Items from a dataset
....

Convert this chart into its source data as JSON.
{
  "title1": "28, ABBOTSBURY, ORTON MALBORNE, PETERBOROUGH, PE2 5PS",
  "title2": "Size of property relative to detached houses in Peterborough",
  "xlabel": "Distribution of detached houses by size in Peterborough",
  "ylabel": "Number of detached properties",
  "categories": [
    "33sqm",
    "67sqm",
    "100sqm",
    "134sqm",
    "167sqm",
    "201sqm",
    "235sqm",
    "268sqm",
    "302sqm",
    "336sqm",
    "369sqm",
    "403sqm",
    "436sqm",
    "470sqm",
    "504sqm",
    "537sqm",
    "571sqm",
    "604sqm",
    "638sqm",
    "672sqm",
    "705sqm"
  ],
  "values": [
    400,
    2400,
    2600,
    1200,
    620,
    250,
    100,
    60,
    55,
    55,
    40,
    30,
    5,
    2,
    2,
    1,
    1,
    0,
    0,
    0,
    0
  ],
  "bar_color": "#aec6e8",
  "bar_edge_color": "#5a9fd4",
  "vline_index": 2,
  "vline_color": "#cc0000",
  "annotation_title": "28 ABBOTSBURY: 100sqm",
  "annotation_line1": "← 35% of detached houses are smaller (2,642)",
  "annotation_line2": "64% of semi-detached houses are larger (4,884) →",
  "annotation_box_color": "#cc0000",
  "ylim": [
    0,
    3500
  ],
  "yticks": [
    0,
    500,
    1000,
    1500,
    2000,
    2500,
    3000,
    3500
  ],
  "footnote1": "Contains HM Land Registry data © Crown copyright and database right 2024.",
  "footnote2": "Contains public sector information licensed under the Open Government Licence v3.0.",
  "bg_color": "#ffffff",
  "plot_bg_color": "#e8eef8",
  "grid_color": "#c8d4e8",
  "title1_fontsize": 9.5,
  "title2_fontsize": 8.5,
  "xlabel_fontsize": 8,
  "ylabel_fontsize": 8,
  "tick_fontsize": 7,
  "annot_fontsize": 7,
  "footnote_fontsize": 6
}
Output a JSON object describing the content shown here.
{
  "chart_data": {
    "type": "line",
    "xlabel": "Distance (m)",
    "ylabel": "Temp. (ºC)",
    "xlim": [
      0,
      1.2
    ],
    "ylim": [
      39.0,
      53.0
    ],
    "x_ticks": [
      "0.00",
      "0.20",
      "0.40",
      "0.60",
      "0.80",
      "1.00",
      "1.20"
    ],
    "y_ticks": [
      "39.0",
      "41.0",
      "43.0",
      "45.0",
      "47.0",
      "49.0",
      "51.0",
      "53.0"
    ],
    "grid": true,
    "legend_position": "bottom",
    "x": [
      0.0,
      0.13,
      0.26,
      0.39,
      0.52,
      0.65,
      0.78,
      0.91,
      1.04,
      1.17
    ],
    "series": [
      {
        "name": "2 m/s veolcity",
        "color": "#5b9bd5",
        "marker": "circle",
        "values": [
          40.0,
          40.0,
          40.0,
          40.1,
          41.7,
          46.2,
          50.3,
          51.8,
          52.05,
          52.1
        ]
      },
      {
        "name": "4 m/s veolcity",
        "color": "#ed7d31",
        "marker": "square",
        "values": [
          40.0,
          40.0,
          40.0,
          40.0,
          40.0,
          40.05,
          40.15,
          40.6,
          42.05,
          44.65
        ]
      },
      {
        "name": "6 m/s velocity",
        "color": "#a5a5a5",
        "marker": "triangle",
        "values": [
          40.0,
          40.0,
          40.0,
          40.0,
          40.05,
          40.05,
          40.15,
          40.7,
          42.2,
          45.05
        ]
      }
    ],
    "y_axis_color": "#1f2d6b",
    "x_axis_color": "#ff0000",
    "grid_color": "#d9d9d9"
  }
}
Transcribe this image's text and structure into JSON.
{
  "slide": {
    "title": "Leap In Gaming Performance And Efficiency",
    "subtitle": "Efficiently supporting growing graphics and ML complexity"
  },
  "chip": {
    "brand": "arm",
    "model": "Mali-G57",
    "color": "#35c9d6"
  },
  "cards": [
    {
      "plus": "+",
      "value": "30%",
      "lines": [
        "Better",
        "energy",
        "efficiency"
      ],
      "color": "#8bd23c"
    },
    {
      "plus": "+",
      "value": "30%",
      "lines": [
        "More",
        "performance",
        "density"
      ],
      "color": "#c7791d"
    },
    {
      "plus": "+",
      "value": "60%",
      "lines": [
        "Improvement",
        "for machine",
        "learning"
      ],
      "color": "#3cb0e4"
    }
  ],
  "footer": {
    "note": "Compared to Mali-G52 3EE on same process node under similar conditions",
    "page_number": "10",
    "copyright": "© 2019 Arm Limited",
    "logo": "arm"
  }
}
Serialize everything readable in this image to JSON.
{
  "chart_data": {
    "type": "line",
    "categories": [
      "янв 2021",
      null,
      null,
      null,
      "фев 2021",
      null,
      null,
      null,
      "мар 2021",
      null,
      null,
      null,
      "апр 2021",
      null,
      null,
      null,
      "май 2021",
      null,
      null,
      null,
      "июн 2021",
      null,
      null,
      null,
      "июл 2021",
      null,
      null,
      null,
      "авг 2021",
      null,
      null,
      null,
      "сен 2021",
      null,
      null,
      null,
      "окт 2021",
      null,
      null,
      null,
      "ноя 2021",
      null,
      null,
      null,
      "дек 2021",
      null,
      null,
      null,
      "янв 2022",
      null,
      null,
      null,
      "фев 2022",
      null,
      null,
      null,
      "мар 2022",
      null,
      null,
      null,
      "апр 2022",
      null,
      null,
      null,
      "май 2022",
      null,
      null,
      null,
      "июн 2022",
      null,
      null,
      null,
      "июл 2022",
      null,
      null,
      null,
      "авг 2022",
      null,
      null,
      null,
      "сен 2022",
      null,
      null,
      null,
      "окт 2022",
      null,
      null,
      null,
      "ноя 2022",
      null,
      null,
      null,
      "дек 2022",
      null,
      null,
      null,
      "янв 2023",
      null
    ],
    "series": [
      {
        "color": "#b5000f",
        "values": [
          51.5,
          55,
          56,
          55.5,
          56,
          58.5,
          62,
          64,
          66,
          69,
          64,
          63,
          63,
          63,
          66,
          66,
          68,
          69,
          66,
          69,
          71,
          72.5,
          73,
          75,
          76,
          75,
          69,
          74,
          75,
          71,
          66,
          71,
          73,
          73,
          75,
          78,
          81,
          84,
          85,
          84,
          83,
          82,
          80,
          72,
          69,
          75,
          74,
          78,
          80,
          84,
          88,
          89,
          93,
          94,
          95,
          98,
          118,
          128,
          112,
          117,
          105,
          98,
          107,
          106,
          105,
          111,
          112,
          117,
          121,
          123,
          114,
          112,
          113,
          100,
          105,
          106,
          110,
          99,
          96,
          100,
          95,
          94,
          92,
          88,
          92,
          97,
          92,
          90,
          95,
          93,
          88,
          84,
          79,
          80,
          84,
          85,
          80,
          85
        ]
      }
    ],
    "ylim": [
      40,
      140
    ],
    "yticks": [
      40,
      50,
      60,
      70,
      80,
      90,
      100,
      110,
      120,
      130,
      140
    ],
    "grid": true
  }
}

....

What you are asked to do
Of the lines in the material, how many include "under"? Respond with the number alone.

Written solution
2